▶ [RECORDS SHOWN]:
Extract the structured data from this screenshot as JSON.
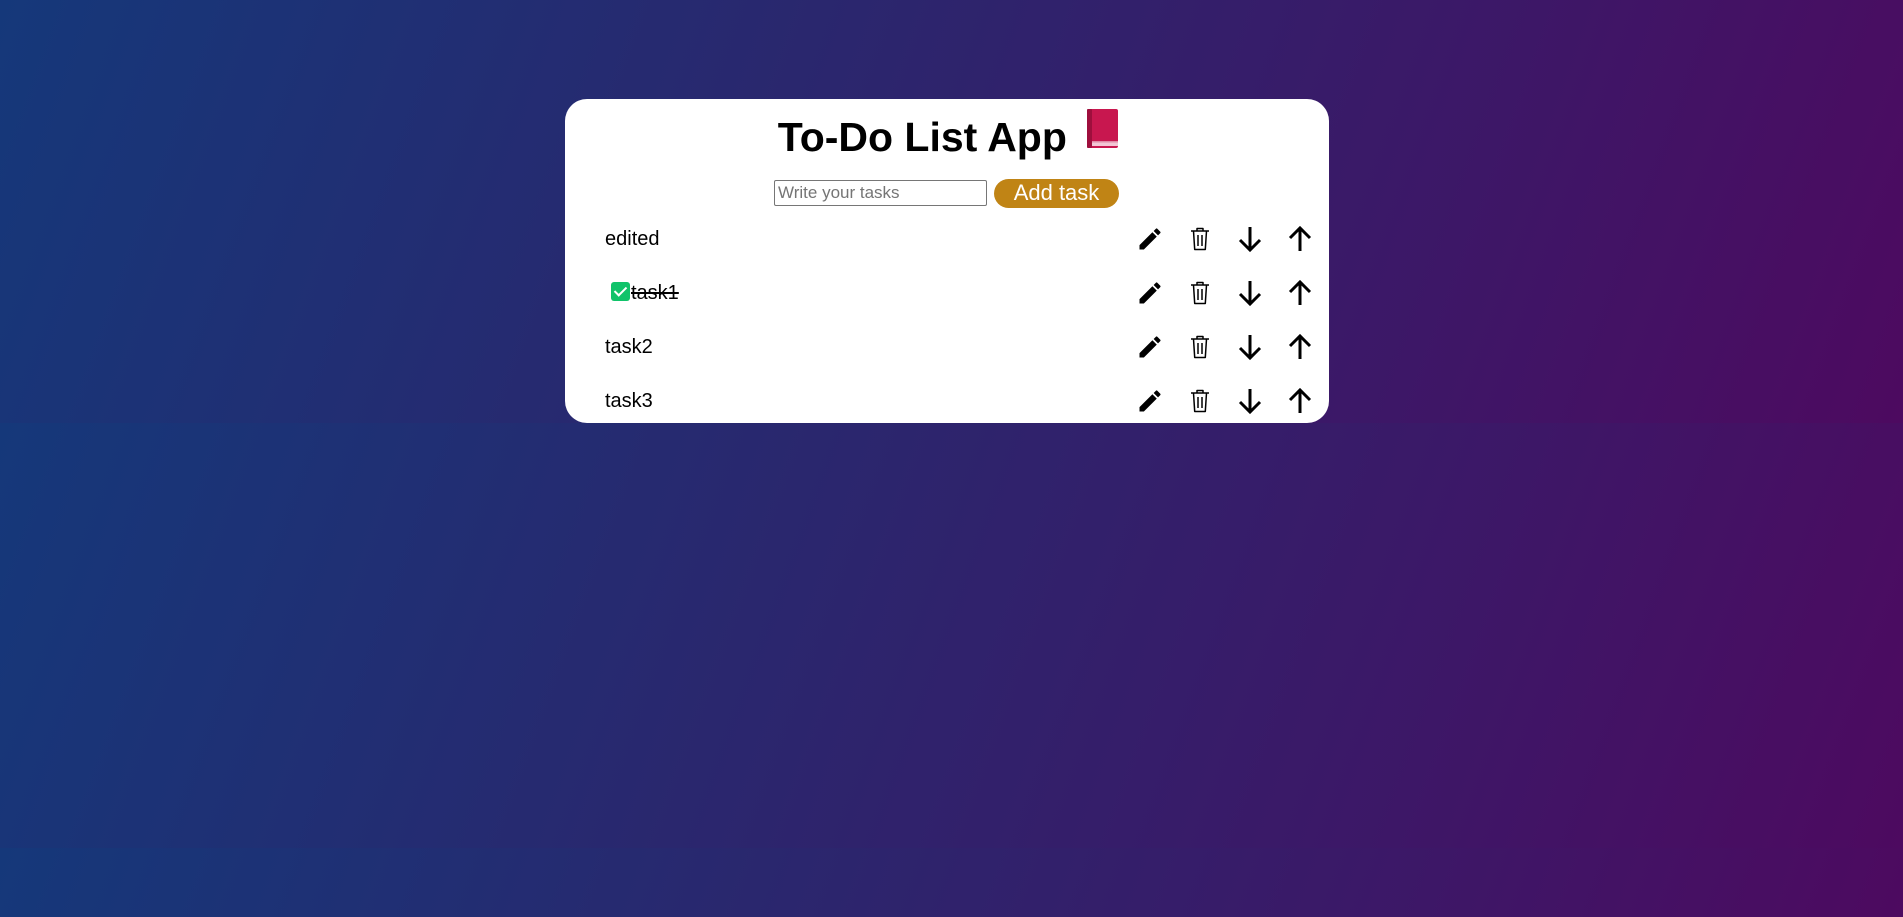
{
  "app": {
    "title": "To-Do List App",
    "title_icon": "closed-book-icon"
  },
  "add_form": {
    "input_placeholder": "Write your tasks",
    "input_value": "",
    "add_button_label": "Add task"
  },
  "colors": {
    "background_gradient": [
      "#15387a",
      "#4d0a60"
    ],
    "card": "#ffffff",
    "add_button": "#c08415",
    "checked_box": "#10c36a",
    "book_icon": "#c8174f"
  },
  "tasks": [
    {
      "text": "edited",
      "completed": false
    },
    {
      "text": "task1",
      "completed": true
    },
    {
      "text": "task2",
      "completed": false
    },
    {
      "text": "task3",
      "completed": false
    }
  ],
  "task_actions": [
    "pencil-icon",
    "trash-icon",
    "arrow-down-icon",
    "arrow-up-icon"
  ]
}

▶ [TASK INSTRUCTIONS]: Copy all lines from the listing that contain "text".

▶ [THE RESULT]:
      "text": "edited",
      "text": "task1",
      "text": "task2",
      "text": "task3",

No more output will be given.